Figure content listings
┏━━

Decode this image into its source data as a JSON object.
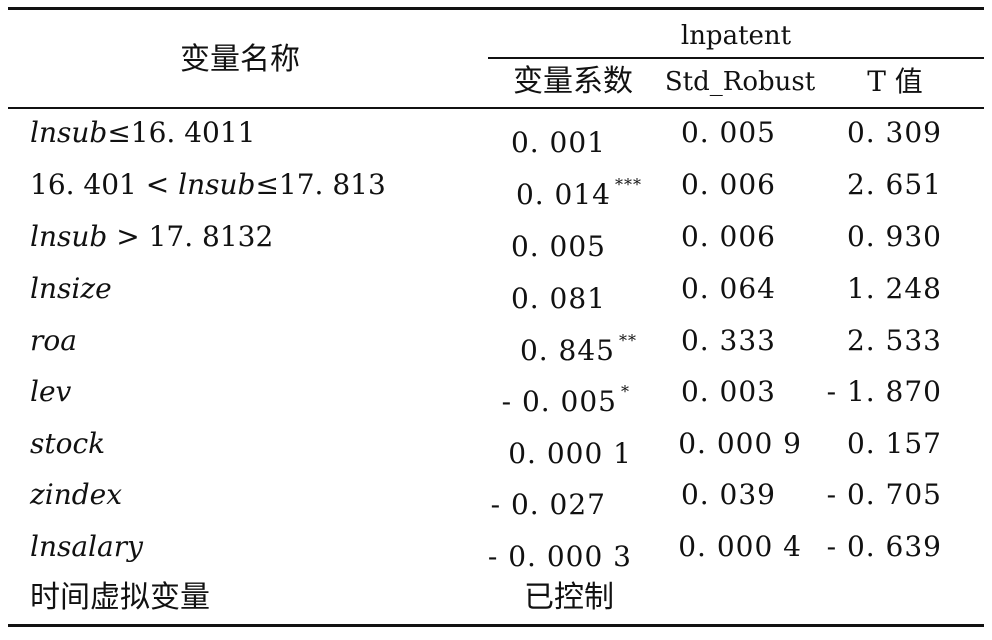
{
  "table": {
    "header": {
      "var_name": "变量名称",
      "group": "lnpatent",
      "col_coef": "变量系数",
      "col_std": "Std_Robust",
      "col_t": "T 值"
    },
    "rows": [
      {
        "l1": "lnsub",
        "l2": "≤16. 4011",
        "l3": "",
        "coef": "0. 001",
        "stars": "",
        "std": "0. 005",
        "t": "0. 309"
      },
      {
        "l1": "16. 401 < ",
        "l2": "lnsub",
        "l3": "≤17. 813",
        "coef": "0. 014",
        "stars": "***",
        "std": "0. 006",
        "t": "2. 651"
      },
      {
        "l1": "lnsub",
        "l2": " > 17. 8132",
        "l3": "",
        "coef": "0. 005",
        "stars": "",
        "std": "0. 006",
        "t": "0. 930"
      },
      {
        "l1": "lnsize",
        "l2": "",
        "l3": "",
        "coef": "0. 081",
        "stars": "",
        "std": "0. 064",
        "t": "1. 248"
      },
      {
        "l1": "roa",
        "l2": "",
        "l3": "",
        "coef": "0. 845",
        "stars": "**",
        "std": "0. 333",
        "t": "2. 533"
      },
      {
        "l1": "lev",
        "l2": "",
        "l3": "",
        "coef": "- 0. 005",
        "stars": "*",
        "std": "0. 003",
        "t": "- 1. 870"
      },
      {
        "l1": "stock",
        "l2": "",
        "l3": "",
        "coef": "0. 000 1",
        "stars": "",
        "std": "0. 000 9",
        "t": "0. 157"
      },
      {
        "l1": "zindex",
        "l2": "",
        "l3": "",
        "coef": "- 0. 027",
        "stars": "",
        "std": "0. 039",
        "t": "- 0. 705"
      },
      {
        "l1": "lnsalary",
        "l2": "",
        "l3": "",
        "coef": "- 0. 000 3",
        "stars": "",
        "std": "0. 000 4",
        "t": "- 0. 639"
      }
    ],
    "footer": {
      "label": "时间虚拟变量",
      "value": "已控制"
    }
  }
}
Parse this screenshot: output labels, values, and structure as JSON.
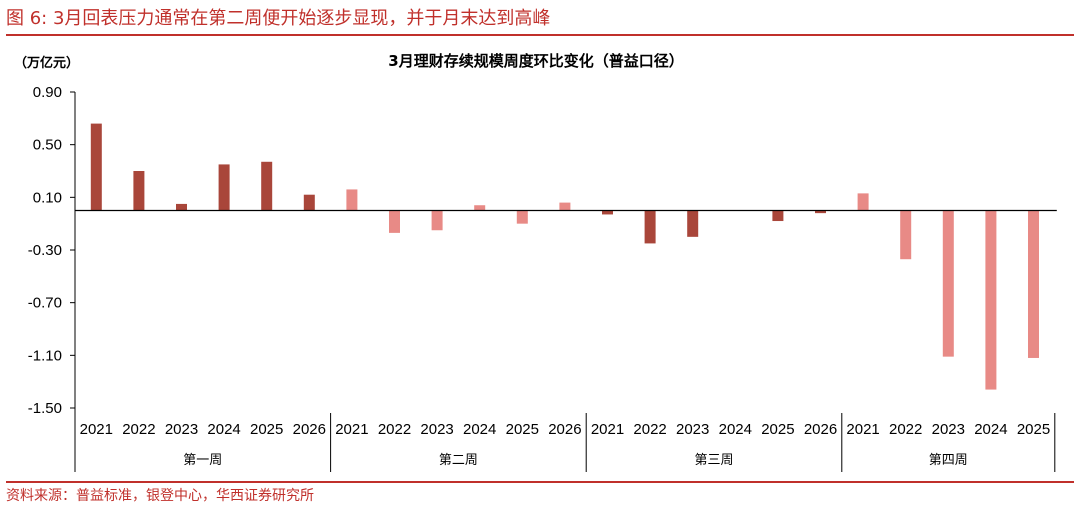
{
  "figure": {
    "title": "图 6:  3月回表压力通常在第二周便开始逐步显现，并于月末达到高峰",
    "source": "资料来源：普益标准，银登中心，华西证券研究所"
  },
  "chart_data": {
    "type": "bar",
    "title": "3月理财存续规模周度环比变化（普益口径）",
    "unit": "（万亿元）",
    "ylim": [
      -1.5,
      0.9
    ],
    "yticks": [
      0.9,
      0.5,
      0.1,
      -0.3,
      -0.7,
      -1.1,
      -1.5
    ],
    "grid": false,
    "colors": {
      "dark": "#a9463a",
      "light": "#e88a86"
    },
    "groups": [
      {
        "name": "第一周",
        "color": "dark",
        "categories": [
          "2021",
          "2022",
          "2023",
          "2024",
          "2025",
          "2026"
        ],
        "values": [
          0.66,
          0.3,
          0.05,
          0.35,
          0.37,
          0.12
        ]
      },
      {
        "name": "第二周",
        "color": "light",
        "categories": [
          "2021",
          "2022",
          "2023",
          "2024",
          "2025",
          "2026"
        ],
        "values": [
          0.16,
          -0.17,
          -0.15,
          0.04,
          -0.1,
          0.06
        ]
      },
      {
        "name": "第三周",
        "color": "dark",
        "categories": [
          "2021",
          "2022",
          "2023",
          "2024",
          "2025",
          "2026"
        ],
        "values": [
          -0.03,
          -0.25,
          -0.2,
          0.0,
          -0.08,
          -0.02
        ]
      },
      {
        "name": "第四周",
        "color": "light",
        "categories": [
          "2021",
          "2022",
          "2023",
          "2024",
          "2025"
        ],
        "values": [
          0.13,
          -0.37,
          -1.11,
          -1.36,
          -1.12
        ]
      }
    ]
  }
}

┗━━

• _GIVEN EXERCISE_
Look through the entries above. Extract each line with the word "this".

• _EXERCISE RESULT_
Decode this image into its source data as a JSON object.
Parse this screenshot: output labels, values, and structure as JSON.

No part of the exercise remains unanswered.